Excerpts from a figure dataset

* * * * * * *

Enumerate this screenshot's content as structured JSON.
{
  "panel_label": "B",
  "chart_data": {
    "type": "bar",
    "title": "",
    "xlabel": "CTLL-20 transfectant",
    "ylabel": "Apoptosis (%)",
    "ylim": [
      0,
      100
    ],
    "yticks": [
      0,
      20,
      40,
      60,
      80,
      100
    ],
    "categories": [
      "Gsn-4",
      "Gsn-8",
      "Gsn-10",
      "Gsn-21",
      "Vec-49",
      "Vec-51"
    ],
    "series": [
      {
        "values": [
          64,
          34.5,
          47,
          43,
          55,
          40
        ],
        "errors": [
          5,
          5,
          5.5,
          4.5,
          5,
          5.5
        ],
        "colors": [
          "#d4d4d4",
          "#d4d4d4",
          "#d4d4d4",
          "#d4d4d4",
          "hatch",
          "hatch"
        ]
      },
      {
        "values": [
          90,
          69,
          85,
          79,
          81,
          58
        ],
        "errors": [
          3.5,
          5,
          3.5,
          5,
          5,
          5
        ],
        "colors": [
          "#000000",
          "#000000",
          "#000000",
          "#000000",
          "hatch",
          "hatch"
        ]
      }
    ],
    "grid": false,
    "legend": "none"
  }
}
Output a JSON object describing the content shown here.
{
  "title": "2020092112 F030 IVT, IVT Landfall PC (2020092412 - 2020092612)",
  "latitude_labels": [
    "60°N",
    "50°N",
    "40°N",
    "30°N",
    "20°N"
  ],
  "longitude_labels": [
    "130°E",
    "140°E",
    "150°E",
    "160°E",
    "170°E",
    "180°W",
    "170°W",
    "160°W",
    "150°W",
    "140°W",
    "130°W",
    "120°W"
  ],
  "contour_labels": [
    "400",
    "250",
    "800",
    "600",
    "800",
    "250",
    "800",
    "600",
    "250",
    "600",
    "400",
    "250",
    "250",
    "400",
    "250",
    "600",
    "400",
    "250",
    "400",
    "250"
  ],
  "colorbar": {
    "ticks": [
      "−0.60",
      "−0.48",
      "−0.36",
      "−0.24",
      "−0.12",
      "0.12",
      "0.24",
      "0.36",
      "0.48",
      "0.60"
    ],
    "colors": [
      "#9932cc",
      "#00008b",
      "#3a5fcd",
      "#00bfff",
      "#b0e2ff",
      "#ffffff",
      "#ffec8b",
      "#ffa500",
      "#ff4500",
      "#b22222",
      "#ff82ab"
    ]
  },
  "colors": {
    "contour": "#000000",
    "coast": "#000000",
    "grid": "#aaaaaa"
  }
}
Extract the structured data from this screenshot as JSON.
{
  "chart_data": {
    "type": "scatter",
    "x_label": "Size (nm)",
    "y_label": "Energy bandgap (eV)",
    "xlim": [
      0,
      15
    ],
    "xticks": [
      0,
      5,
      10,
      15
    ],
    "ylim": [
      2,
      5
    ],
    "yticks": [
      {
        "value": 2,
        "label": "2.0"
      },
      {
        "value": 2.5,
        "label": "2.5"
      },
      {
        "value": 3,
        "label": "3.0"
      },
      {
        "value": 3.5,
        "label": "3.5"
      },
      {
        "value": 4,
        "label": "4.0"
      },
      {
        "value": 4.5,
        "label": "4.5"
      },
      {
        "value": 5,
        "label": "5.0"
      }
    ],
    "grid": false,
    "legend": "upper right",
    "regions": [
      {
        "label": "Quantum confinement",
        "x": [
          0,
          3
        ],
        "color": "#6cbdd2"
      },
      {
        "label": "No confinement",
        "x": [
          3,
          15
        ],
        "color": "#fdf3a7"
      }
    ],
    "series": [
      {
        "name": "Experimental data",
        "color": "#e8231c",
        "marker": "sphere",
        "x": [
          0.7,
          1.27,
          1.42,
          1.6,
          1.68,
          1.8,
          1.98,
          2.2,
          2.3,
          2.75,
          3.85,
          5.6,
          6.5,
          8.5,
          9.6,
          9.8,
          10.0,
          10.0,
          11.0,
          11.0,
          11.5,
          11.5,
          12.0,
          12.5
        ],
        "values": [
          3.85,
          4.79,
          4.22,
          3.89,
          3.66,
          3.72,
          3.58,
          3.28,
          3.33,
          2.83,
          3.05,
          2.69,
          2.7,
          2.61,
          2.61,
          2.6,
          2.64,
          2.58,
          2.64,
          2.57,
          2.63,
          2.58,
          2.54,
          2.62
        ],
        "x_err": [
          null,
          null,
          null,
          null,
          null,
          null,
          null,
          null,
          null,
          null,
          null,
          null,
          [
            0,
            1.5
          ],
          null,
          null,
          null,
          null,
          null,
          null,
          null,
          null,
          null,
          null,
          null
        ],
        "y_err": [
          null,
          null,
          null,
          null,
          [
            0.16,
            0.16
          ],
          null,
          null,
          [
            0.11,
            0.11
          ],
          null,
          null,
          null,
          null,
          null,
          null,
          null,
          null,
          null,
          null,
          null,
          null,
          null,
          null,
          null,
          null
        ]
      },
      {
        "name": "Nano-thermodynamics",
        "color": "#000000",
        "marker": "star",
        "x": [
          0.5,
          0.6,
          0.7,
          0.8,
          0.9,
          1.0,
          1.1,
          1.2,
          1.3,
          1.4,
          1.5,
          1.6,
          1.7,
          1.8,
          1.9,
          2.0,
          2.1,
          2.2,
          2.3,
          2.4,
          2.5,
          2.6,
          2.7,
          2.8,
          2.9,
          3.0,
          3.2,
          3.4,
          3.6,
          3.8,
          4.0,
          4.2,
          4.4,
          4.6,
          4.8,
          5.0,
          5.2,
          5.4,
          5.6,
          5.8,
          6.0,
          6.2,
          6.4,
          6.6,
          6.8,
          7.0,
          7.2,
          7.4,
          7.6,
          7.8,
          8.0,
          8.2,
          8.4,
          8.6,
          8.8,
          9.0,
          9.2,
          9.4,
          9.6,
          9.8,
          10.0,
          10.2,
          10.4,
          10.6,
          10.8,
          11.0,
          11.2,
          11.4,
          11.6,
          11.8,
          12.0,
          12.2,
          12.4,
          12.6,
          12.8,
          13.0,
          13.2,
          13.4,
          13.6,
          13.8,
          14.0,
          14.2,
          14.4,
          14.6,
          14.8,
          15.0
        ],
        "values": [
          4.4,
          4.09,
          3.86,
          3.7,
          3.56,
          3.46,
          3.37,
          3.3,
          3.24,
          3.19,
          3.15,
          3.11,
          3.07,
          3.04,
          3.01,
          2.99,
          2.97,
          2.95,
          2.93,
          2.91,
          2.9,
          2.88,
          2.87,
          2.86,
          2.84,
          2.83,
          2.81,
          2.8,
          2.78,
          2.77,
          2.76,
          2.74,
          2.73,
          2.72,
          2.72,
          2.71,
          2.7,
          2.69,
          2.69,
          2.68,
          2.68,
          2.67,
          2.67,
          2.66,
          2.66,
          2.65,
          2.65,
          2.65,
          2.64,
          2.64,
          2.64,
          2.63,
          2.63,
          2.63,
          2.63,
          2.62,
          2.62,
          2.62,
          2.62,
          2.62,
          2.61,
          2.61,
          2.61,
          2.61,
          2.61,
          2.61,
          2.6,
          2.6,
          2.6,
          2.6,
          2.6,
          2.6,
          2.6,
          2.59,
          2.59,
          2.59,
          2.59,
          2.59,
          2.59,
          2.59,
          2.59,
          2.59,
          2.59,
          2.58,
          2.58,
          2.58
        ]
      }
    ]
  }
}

* * * * * * *

PROBLEM TO WORK ON:
Type out the full listing again, exactly as given.

COMPLETED EXERCISE:
Enumerate this screenshot's content as structured JSON.
{
  "panel_label": "B",
  "chart_data": {
    "type": "bar",
    "title": "",
    "xlabel": "CTLL-20 transfectant",
    "ylabel": "Apoptosis (%)",
    "ylim": [
      0,
      100
    ],
    "yticks": [
      0,
      20,
      40,
      60,
      80,
      100
    ],
    "categories": [
      "Gsn-4",
      "Gsn-8",
      "Gsn-10",
      "Gsn-21",
      "Vec-49",
      "Vec-51"
    ],
    "series": [
      {
        "values": [
          64,
          34.5,
          47,
          43,
          55,
          40
        ],
        "errors": [
          5,
          5,
          5.5,
          4.5,
          5,
          5.5
        ],
        "colors": [
          "#d4d4d4",
          "#d4d4d4",
          "#d4d4d4",
          "#d4d4d4",
          "hatch",
          "hatch"
        ]
      },
      {
        "values": [
          90,
          69,
          85,
          79,
          81,
          58
        ],
        "errors": [
          3.5,
          5,
          3.5,
          5,
          5,
          5
        ],
        "colors": [
          "#000000",
          "#000000",
          "#000000",
          "#000000",
          "hatch",
          "hatch"
        ]
      }
    ],
    "grid": false,
    "legend": "none"
  }
}
Output a JSON object describing the content shown here.
{
  "title": "2020092112 F030 IVT, IVT Landfall PC (2020092412 - 2020092612)",
  "latitude_labels": [
    "60°N",
    "50°N",
    "40°N",
    "30°N",
    "20°N"
  ],
  "longitude_labels": [
    "130°E",
    "140°E",
    "150°E",
    "160°E",
    "170°E",
    "180°W",
    "170°W",
    "160°W",
    "150°W",
    "140°W",
    "130°W",
    "120°W"
  ],
  "contour_labels": [
    "400",
    "250",
    "800",
    "600",
    "800",
    "250",
    "800",
    "600",
    "250",
    "600",
    "400",
    "250",
    "250",
    "400",
    "250",
    "600",
    "400",
    "250",
    "400",
    "250"
  ],
  "colorbar": {
    "ticks": [
      "−0.60",
      "−0.48",
      "−0.36",
      "−0.24",
      "−0.12",
      "0.12",
      "0.24",
      "0.36",
      "0.48",
      "0.60"
    ],
    "colors": [
      "#9932cc",
      "#00008b",
      "#3a5fcd",
      "#00bfff",
      "#b0e2ff",
      "#ffffff",
      "#ffec8b",
      "#ffa500",
      "#ff4500",
      "#b22222",
      "#ff82ab"
    ]
  },
  "colors": {
    "contour": "#000000",
    "coast": "#000000",
    "grid": "#aaaaaa"
  }
}
Extract the structured data from this screenshot as JSON.
{
  "chart_data": {
    "type": "scatter",
    "x_label": "Size (nm)",
    "y_label": "Energy bandgap (eV)",
    "xlim": [
      0,
      15
    ],
    "xticks": [
      0,
      5,
      10,
      15
    ],
    "ylim": [
      2,
      5
    ],
    "yticks": [
      {
        "value": 2,
        "label": "2.0"
      },
      {
        "value": 2.5,
        "label": "2.5"
      },
      {
        "value": 3,
        "label": "3.0"
      },
      {
        "value": 3.5,
        "label": "3.5"
      },
      {
        "value": 4,
        "label": "4.0"
      },
      {
        "value": 4.5,
        "label": "4.5"
      },
      {
        "value": 5,
        "label": "5.0"
      }
    ],
    "grid": false,
    "legend": "upper right",
    "regions": [
      {
        "label": "Quantum confinement",
        "x": [
          0,
          3
        ],
        "color": "#6cbdd2"
      },
      {
        "label": "No confinement",
        "x": [
          3,
          15
        ],
        "color": "#fdf3a7"
      }
    ],
    "series": [
      {
        "name": "Experimental data",
        "color": "#e8231c",
        "marker": "sphere",
        "x": [
          0.7,
          1.27,
          1.42,
          1.6,
          1.68,
          1.8,
          1.98,
          2.2,
          2.3,
          2.75,
          3.85,
          5.6,
          6.5,
          8.5,
          9.6,
          9.8,
          10.0,
          10.0,
          11.0,
          11.0,
          11.5,
          11.5,
          12.0,
          12.5
        ],
        "values": [
          3.85,
          4.79,
          4.22,
          3.89,
          3.66,
          3.72,
          3.58,
          3.28,
          3.33,
          2.83,
          3.05,
          2.69,
          2.7,
          2.61,
          2.61,
          2.6,
          2.64,
          2.58,
          2.64,
          2.57,
          2.63,
          2.58,
          2.54,
          2.62
        ],
        "x_err": [
          null,
          null,
          null,
          null,
          null,
          null,
          null,
          null,
          null,
          null,
          null,
          null,
          [
            0,
            1.5
          ],
          null,
          null,
          null,
          null,
          null,
          null,
          null,
          null,
          null,
          null,
          null
        ],
        "y_err": [
          null,
          null,
          null,
          null,
          [
            0.16,
            0.16
          ],
          null,
          null,
          [
            0.11,
            0.11
          ],
          null,
          null,
          null,
          null,
          null,
          null,
          null,
          null,
          null,
          null,
          null,
          null,
          null,
          null,
          null,
          null
        ]
      },
      {
        "name": "Nano-thermodynamics",
        "color": "#000000",
        "marker": "star",
        "x": [
          0.5,
          0.6,
          0.7,
          0.8,
          0.9,
          1.0,
          1.1,
          1.2,
          1.3,
          1.4,
          1.5,
          1.6,
          1.7,
          1.8,
          1.9,
          2.0,
          2.1,
          2.2,
          2.3,
          2.4,
          2.5,
          2.6,
          2.7,
          2.8,
          2.9,
          3.0,
          3.2,
          3.4,
          3.6,
          3.8,
          4.0,
          4.2,
          4.4,
          4.6,
          4.8,
          5.0,
          5.2,
          5.4,
          5.6,
          5.8,
          6.0,
          6.2,
          6.4,
          6.6,
          6.8,
          7.0,
          7.2,
          7.4,
          7.6,
          7.8,
          8.0,
          8.2,
          8.4,
          8.6,
          8.8,
          9.0,
          9.2,
          9.4,
          9.6,
          9.8,
          10.0,
          10.2,
          10.4,
          10.6,
          10.8,
          11.0,
          11.2,
          11.4,
          11.6,
          11.8,
          12.0,
          12.2,
          12.4,
          12.6,
          12.8,
          13.0,
          13.2,
          13.4,
          13.6,
          13.8,
          14.0,
          14.2,
          14.4,
          14.6,
          14.8,
          15.0
        ],
        "values": [
          4.4,
          4.09,
          3.86,
          3.7,
          3.56,
          3.46,
          3.37,
          3.3,
          3.24,
          3.19,
          3.15,
          3.11,
          3.07,
          3.04,
          3.01,
          2.99,
          2.97,
          2.95,
          2.93,
          2.91,
          2.9,
          2.88,
          2.87,
          2.86,
          2.84,
          2.83,
          2.81,
          2.8,
          2.78,
          2.77,
          2.76,
          2.74,
          2.73,
          2.72,
          2.72,
          2.71,
          2.7,
          2.69,
          2.69,
          2.68,
          2.68,
          2.67,
          2.67,
          2.66,
          2.66,
          2.65,
          2.65,
          2.65,
          2.64,
          2.64,
          2.64,
          2.63,
          2.63,
          2.63,
          2.63,
          2.62,
          2.62,
          2.62,
          2.62,
          2.62,
          2.61,
          2.61,
          2.61,
          2.61,
          2.61,
          2.61,
          2.6,
          2.6,
          2.6,
          2.6,
          2.6,
          2.6,
          2.6,
          2.59,
          2.59,
          2.59,
          2.59,
          2.59,
          2.59,
          2.59,
          2.59,
          2.59,
          2.59,
          2.58,
          2.58,
          2.58
        ]
      }
    ]
  }
}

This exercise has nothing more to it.